START Document passage

TRUMP: Do you think Nancy's the same as she was? She's not.

(END VIDEO CLIP)

CUPP: That was President Trump Friday on the tail end of a three-day smear campaign against Speaker Pelosi. The surreal chain of events also had the President and his allies Tweeting a mashup of Pelosi that was altered to make as if she is drunk or slurring her words. Why? Because she hurt his feelings.

[18:15:00]

It culminated with this display on Thursday during a press conference that was supposed to be about aid for farmers.

(BEGIN VIDEO CLIP)

TRUMP: You had the group, Crying Chuck and Crazy Nancy. I'll tell you what, I've been watching her and I have been watching her for a long period of time. She's not the same person. She's lost it. It was said when I watched Nancy all moving, the movement in the hands and the craziness, and I watched it. That's, by the way, a person that's got some problems.

(END VIDEO CLIP)

CUPP: Never mind the rich irony that the President frequently mispronounces and misspell words and flails his hands around during speeches and often speaks in incomplete non sequiturs. No. We're meant to take seriously that Nancy Pelosi, who was manhandled Trump in nearly every political battle, is losing it.

If that feels a little success, it's meant to. This is familiar territory for Trump who prefers nicknames for his male opponents but often saves the more visceral and visual insults for his females foes, like, Megyn Kelly, Carly Fiorina, or Mika Brzezinski. And that's makes what Trump's right hand gal, Kellyanne Conway, said this week about Pelosi even more ridiculous.

(BEGIN VIDEO CLIP) KELLYANNE CONWAY, U.S. PRESIDENT COUNSELOR: She treats me as she might treat her maid or her pilots or make-up artists or her wardrobe consultants. And I told her, gee, it's so pro-woman of you.

(END VIDEO CLIP)

CUPP: And yet, Conway stood by as Trump launched smears against another woman for three days, literally standing by, during the President's press on Thursday. Forgive us if we can't take the girl who cried wolf seriously or her chronically complaining boss who can't deal with the woman out maneuvering him.

Joining me now to discuss, CNN Political Commentator, Mary Katharine Ham. M.K., I will get to Kellyanne, but first on Trump. Pelosi clearly got under his skin. What did you make of him explicitly saying she's lost it mentally?

MARY KATHARINE HAM, CNN POLITICAL COMMENTATOR: Well, first of all, I am not what I one once but I am as good once as I ever was, and they're words of the great Toby Keith. So, look, so, Trump, you know, I think she did get under his skin a little bit. As usual, there's a way that he could have a politically advantageous week where he could talk about infrastructure. As always, it's infrastructure week and then we end up doing this.

But in the end, I do wonder if it actually ever hurts him, like it is a given that this is offensive and stupid and silly, ridiculous behavior from the President of the United States of America. His approval rating is low 40s and has remained so, except for like a dip here and there, basically the entirety of his Presidency. So the question is whether a week from now this matters.

END Document passage

▶ [Brief A]
Retype part of the transcript, beginning at the words "TRUMP: You had" and stopping after "got some problems.".
▶ [Brief B]
According to the transcript, what was Thursday's press conference supposed to be about?
The items after this point are separate material, unrelated to the transcript.

START Entries provided

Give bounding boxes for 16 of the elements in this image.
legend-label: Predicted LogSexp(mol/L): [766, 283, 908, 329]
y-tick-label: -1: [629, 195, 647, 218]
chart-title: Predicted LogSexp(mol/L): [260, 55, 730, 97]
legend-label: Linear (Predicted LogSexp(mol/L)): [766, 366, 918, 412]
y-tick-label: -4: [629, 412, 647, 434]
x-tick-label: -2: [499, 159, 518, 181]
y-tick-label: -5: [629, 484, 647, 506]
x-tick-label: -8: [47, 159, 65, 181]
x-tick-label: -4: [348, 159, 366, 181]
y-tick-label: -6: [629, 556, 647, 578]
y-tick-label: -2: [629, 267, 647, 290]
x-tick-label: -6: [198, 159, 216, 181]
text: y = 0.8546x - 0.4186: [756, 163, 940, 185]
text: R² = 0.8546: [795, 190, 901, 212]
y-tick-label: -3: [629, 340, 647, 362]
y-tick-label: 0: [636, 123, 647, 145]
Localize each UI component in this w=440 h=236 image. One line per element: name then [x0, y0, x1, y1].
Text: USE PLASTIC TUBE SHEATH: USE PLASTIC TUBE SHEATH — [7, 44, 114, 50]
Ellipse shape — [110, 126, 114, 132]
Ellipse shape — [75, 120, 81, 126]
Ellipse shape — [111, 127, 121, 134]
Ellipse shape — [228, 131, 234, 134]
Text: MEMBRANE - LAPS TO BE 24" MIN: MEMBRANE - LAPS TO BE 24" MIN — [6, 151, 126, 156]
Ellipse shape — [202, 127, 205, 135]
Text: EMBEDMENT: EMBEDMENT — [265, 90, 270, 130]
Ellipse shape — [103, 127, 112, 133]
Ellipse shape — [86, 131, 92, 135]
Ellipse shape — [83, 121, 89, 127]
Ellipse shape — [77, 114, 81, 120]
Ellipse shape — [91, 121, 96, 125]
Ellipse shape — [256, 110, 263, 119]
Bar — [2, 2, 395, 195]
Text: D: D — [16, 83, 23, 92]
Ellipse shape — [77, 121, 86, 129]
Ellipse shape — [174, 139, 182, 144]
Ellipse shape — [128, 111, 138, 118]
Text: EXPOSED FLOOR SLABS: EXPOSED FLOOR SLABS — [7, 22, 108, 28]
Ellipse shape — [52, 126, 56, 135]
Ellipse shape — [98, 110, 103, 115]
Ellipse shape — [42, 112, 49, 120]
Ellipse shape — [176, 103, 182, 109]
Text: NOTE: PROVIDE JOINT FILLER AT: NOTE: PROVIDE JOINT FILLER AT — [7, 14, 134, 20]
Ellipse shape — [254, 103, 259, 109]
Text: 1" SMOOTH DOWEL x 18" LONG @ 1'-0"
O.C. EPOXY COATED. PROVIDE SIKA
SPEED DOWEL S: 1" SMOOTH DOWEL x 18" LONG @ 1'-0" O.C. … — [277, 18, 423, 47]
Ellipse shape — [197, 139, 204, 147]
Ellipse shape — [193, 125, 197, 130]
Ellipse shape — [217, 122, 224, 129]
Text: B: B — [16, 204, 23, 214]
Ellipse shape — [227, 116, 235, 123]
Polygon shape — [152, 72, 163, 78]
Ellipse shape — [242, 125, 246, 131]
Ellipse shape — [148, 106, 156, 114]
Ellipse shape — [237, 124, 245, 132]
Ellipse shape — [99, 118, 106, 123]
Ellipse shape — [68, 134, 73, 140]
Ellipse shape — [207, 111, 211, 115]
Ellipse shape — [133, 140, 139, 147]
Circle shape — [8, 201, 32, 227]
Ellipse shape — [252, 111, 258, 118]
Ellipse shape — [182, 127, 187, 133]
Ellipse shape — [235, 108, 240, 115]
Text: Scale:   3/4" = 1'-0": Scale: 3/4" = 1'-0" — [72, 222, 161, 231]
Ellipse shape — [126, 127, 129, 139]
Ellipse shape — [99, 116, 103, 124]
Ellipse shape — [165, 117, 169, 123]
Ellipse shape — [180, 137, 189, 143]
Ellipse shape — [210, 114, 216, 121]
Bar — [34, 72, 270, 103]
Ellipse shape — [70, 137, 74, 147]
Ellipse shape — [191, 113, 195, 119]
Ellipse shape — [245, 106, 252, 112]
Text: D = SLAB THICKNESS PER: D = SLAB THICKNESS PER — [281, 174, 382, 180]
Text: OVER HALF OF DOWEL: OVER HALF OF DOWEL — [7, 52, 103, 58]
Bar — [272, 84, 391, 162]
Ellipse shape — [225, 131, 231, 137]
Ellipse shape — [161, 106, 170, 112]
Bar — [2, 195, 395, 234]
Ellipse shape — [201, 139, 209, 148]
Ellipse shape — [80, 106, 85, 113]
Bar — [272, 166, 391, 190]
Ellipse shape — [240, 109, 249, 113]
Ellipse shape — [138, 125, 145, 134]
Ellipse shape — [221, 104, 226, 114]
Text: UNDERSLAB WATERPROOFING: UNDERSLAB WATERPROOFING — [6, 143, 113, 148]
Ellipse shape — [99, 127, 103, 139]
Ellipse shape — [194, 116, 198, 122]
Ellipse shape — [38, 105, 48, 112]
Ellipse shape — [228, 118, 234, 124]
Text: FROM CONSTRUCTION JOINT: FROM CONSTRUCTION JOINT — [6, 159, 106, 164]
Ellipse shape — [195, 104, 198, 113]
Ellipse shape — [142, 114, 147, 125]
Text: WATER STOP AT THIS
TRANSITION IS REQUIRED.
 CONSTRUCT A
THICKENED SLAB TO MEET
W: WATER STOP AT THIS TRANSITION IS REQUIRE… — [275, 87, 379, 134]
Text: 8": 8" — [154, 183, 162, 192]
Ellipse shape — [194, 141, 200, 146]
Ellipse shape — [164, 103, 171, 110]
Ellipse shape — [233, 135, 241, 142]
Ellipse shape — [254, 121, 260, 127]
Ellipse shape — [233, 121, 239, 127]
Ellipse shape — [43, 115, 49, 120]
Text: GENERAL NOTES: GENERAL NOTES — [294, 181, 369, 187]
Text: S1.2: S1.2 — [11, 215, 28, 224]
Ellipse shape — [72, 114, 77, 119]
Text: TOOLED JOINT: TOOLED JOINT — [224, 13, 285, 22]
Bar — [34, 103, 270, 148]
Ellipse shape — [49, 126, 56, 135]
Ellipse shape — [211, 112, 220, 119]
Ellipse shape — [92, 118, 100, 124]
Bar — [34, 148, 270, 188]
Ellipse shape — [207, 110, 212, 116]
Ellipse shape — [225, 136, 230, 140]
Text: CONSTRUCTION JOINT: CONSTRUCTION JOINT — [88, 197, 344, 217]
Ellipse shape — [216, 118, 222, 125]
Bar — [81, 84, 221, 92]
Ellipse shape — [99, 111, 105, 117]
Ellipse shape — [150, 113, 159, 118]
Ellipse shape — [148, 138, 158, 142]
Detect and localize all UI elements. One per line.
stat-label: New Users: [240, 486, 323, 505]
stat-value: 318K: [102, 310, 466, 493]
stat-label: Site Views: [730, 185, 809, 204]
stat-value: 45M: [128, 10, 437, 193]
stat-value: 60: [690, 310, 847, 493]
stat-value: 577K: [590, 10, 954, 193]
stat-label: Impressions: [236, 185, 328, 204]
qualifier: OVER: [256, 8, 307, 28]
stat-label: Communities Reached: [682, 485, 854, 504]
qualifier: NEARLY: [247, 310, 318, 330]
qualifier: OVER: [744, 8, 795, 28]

END Entries provided

▶ [Your response A]
TRUMP: You had the group, Crying Chuck and Crazy Nancy. I'll tell you what, I've been watching her and I have been watching her for a long period of time. She's not the same person. She's lost it. It was said when I watched Nancy all moving, the movement in the hands and the craziness, and I watched it. That's, by the way, a person that's got some problems.

▶ [Your response B]
Aid for farmers.